AIM OF THE TASK:
Pick out each line in these entries that contains the string "label".

RAW RECORDS:
────────────────────

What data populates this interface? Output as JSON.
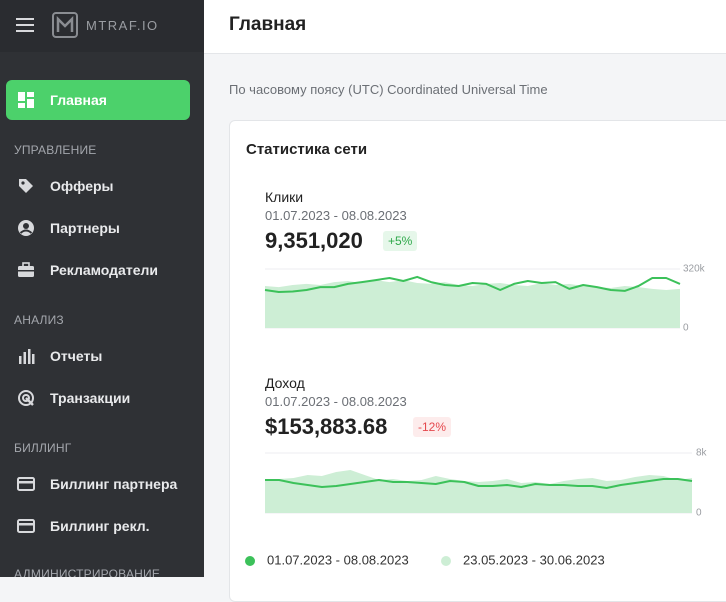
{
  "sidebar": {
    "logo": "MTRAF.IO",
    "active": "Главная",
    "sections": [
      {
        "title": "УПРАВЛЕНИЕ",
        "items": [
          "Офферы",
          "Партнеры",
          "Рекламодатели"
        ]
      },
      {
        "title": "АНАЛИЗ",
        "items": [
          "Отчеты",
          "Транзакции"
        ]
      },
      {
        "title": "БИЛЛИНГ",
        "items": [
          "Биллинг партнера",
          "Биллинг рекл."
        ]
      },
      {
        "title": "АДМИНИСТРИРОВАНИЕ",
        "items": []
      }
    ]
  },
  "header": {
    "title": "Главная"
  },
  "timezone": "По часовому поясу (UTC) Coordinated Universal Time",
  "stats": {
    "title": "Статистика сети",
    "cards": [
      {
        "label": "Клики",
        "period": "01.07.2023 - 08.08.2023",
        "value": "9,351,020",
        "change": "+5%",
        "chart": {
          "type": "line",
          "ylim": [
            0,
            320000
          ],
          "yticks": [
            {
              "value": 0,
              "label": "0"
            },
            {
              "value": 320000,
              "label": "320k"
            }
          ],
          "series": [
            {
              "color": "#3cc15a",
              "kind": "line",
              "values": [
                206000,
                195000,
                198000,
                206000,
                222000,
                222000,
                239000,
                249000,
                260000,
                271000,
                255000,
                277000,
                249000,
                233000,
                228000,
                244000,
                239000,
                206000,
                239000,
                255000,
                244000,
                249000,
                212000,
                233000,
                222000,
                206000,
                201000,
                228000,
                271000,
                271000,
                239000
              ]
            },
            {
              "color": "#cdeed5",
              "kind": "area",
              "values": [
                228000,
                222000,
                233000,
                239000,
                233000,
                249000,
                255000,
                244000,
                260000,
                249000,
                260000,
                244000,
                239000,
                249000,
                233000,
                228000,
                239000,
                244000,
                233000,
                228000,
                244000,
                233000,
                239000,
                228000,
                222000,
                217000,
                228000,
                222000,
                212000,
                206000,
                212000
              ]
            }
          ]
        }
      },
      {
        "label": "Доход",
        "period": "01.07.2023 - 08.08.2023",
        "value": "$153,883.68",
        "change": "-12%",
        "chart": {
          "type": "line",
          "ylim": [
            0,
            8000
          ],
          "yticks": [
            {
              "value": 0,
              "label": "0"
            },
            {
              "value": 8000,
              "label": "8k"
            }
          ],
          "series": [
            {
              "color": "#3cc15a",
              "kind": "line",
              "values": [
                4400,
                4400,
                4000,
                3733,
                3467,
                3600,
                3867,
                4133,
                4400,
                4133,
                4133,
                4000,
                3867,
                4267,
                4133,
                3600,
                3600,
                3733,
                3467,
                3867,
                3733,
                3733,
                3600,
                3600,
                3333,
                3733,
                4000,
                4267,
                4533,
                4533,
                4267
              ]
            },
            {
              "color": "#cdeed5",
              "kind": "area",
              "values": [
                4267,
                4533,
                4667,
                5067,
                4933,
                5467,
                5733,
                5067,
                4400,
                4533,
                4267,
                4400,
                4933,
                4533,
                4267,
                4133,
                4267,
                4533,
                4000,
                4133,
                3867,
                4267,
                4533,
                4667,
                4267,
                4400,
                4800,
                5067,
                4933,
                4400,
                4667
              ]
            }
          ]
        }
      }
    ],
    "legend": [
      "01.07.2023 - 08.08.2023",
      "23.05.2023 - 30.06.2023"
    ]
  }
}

────────────────────

EXERCISE SOLUTION:
        "label": "Клики",
              "label": "0"
              "label": "320k"
        "label": "Доход",
              "label": "0"
              "label": "8k"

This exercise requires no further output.